→ Work required: Print the entries that appear below, exactly as written and without their pictures.

→ Material for this exercise:

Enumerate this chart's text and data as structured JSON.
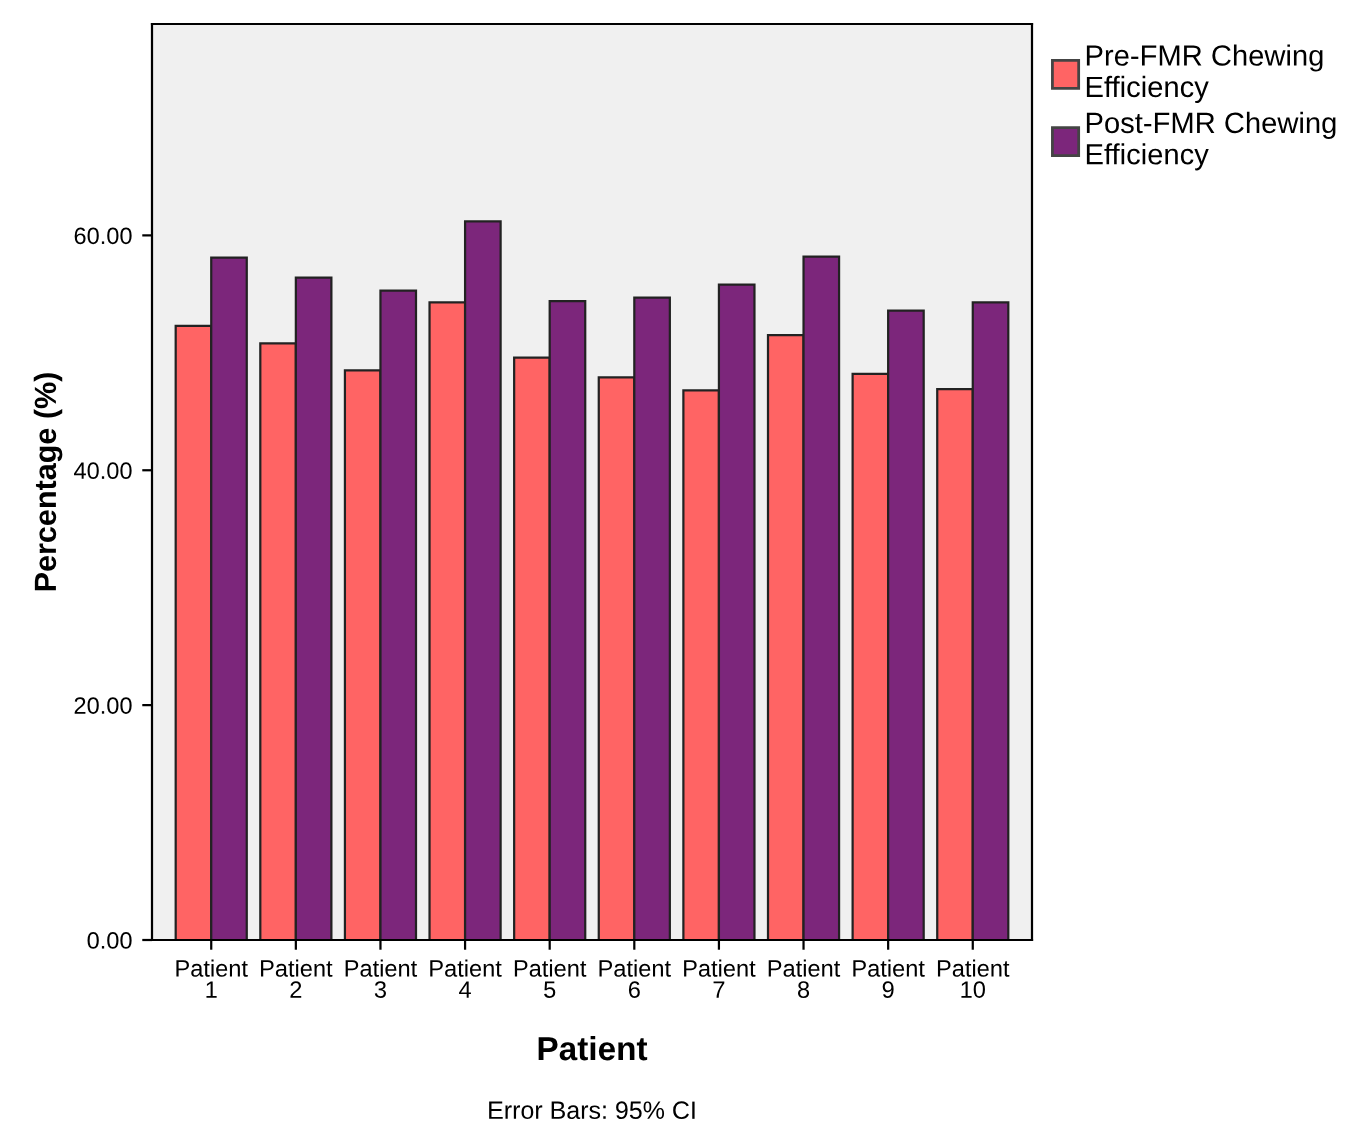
{
  "chart_data": {
    "type": "bar",
    "xlabel": "Patient",
    "ylabel": "Percentage (%)",
    "categories": [
      "Patient\n1",
      "Patient\n2",
      "Patient\n3",
      "Patient\n4",
      "Patient\n5",
      "Patient\n6",
      "Patient\n7",
      "Patient\n8",
      "Patient\n9",
      "Patient\n10"
    ],
    "series": [
      {
        "name": "Pre-FMR Chewing\nEfficiency",
        "color": "#ff6464",
        "values": [
          52.3,
          50.8,
          48.5,
          54.3,
          49.6,
          47.9,
          46.8,
          51.5,
          48.2,
          46.9
        ]
      },
      {
        "name": "Post-FMR Chewing\nEfficiency",
        "color": "#7c267b",
        "values": [
          58.1,
          56.4,
          55.3,
          61.2,
          54.4,
          54.7,
          55.8,
          58.2,
          53.6,
          54.3
        ]
      }
    ],
    "ylim": [
      0,
      78
    ],
    "yticks": [
      {
        "value": 0,
        "label": "0.00"
      },
      {
        "value": 20,
        "label": "20.00"
      },
      {
        "value": 40,
        "label": "40.00"
      },
      {
        "value": 60,
        "label": "60.00"
      }
    ],
    "grid": false,
    "legend": "top right",
    "annotations": [
      "Error Bars: 95% CI"
    ]
  }
}
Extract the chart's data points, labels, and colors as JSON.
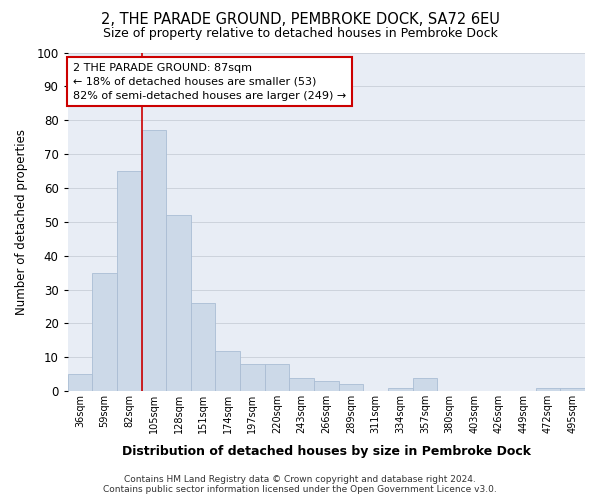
{
  "title": "2, THE PARADE GROUND, PEMBROKE DOCK, SA72 6EU",
  "subtitle": "Size of property relative to detached houses in Pembroke Dock",
  "xlabel": "Distribution of detached houses by size in Pembroke Dock",
  "ylabel": "Number of detached properties",
  "categories": [
    "36sqm",
    "59sqm",
    "82sqm",
    "105sqm",
    "128sqm",
    "151sqm",
    "174sqm",
    "197sqm",
    "220sqm",
    "243sqm",
    "266sqm",
    "289sqm",
    "311sqm",
    "334sqm",
    "357sqm",
    "380sqm",
    "403sqm",
    "426sqm",
    "449sqm",
    "472sqm",
    "495sqm"
  ],
  "values": [
    5,
    35,
    65,
    77,
    52,
    26,
    12,
    8,
    8,
    4,
    3,
    2,
    0,
    1,
    4,
    0,
    0,
    0,
    0,
    1,
    1
  ],
  "bar_color": "#ccd9e8",
  "bar_edge_color": "#aabdd4",
  "grid_color": "#c8cfd8",
  "background_color": "#e8edf5",
  "vline_x_index": 2,
  "vline_color": "#cc0000",
  "annotation_text": "2 THE PARADE GROUND: 87sqm\n← 18% of detached houses are smaller (53)\n82% of semi-detached houses are larger (249) →",
  "annotation_box_color": "#ffffff",
  "annotation_box_edge": "#cc0000",
  "footer": "Contains HM Land Registry data © Crown copyright and database right 2024.\nContains public sector information licensed under the Open Government Licence v3.0.",
  "ylim": [
    0,
    100
  ],
  "yticks": [
    0,
    10,
    20,
    30,
    40,
    50,
    60,
    70,
    80,
    90,
    100
  ]
}
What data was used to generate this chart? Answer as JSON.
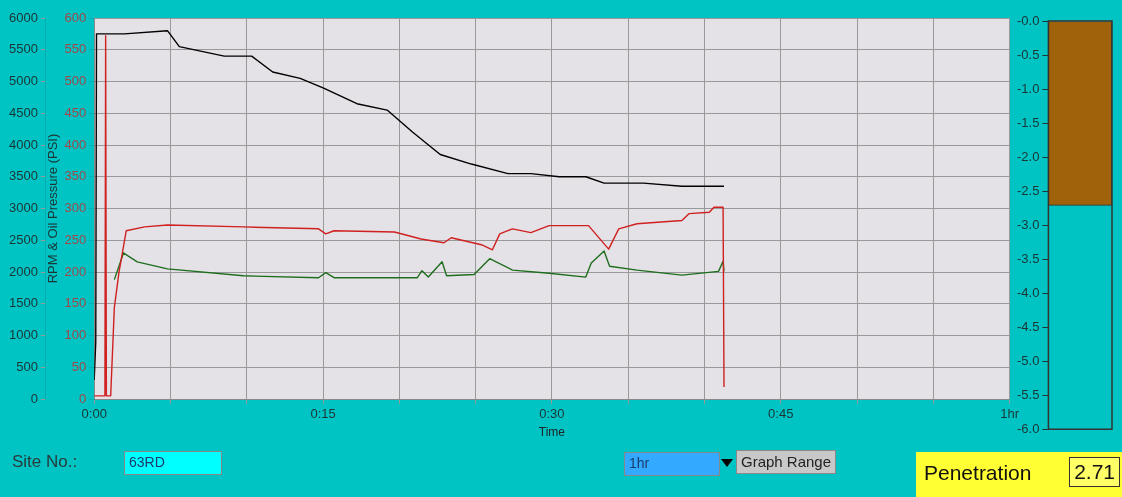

→ Full answer:
Enumerate this chart's text and data as structured JSON.
{
  "chart_data": {
    "type": "bar",
    "xlabel": "Patient",
    "ylabel": "Percentage (%)",
    "categories": [
      "Patient\n1",
      "Patient\n2",
      "Patient\n3",
      "Patient\n4",
      "Patient\n5",
      "Patient\n6",
      "Patient\n7",
      "Patient\n8",
      "Patient\n9",
      "Patient\n10"
    ],
    "series": [
      {
        "name": "Pre-FMR Chewing\nEfficiency",
        "color": "#ff6464",
        "values": [
          52.3,
          50.8,
          48.5,
          54.3,
          49.6,
          47.9,
          46.8,
          51.5,
          48.2,
          46.9
        ]
      },
      {
        "name": "Post-FMR Chewing\nEfficiency",
        "color": "#7c267b",
        "values": [
          58.1,
          56.4,
          55.3,
          61.2,
          54.4,
          54.7,
          55.8,
          58.2,
          53.6,
          54.3
        ]
      }
    ],
    "ylim": [
      0,
      78
    ],
    "yticks": [
      {
        "value": 0,
        "label": "0.00"
      },
      {
        "value": 20,
        "label": "20.00"
      },
      {
        "value": 40,
        "label": "40.00"
      },
      {
        "value": 60,
        "label": "60.00"
      }
    ],
    "grid": false,
    "legend": "top right",
    "annotations": [
      "Error Bars: 95% CI"
    ]
  }
}
Extract the chart's data points, labels, and colors as JSON.
{
  "title": "2, THE PARADE GROUND, PEMBROKE DOCK, SA72 6EU",
  "subtitle": "Size of property relative to detached houses in Pembroke Dock",
  "xlabel": "Distribution of detached houses by size in Pembroke Dock",
  "ylabel": "Number of detached properties",
  "categories": [
    "36sqm",
    "59sqm",
    "82sqm",
    "105sqm",
    "128sqm",
    "151sqm",
    "174sqm",
    "197sqm",
    "220sqm",
    "243sqm",
    "266sqm",
    "289sqm",
    "311sqm",
    "334sqm",
    "357sqm",
    "380sqm",
    "403sqm",
    "426sqm",
    "449sqm",
    "472sqm",
    "495sqm"
  ],
  "values": [
    5,
    35,
    65,
    77,
    52,
    26,
    12,
    8,
    8,
    4,
    3,
    2,
    0,
    1,
    4,
    0,
    0,
    0,
    0,
    1,
    1
  ],
  "bar_color": "#ccd9e8",
  "bar_edge_color": "#aabdd4",
  "grid_color": "#c8cfd8",
  "background_color": "#e8edf5",
  "vline_x_index": 2,
  "vline_color": "#cc0000",
  "annotation_text": "2 THE PARADE GROUND: 87sqm\n← 18% of detached houses are smaller (53)\n82% of semi-detached houses are larger (249) →",
  "annotation_box_color": "#ffffff",
  "annotation_box_edge": "#cc0000",
  "footer": "Contains HM Land Registry data © Crown copyright and database right 2024.\nContains public sector information licensed under the Open Government Licence v3.0.",
  "ylim": [
    0,
    100
  ],
  "yticks": [
    0,
    10,
    20,
    30,
    40,
    50,
    60,
    70,
    80,
    90,
    100
  ]
}
What data was used to generate this chart? Answer as JSON.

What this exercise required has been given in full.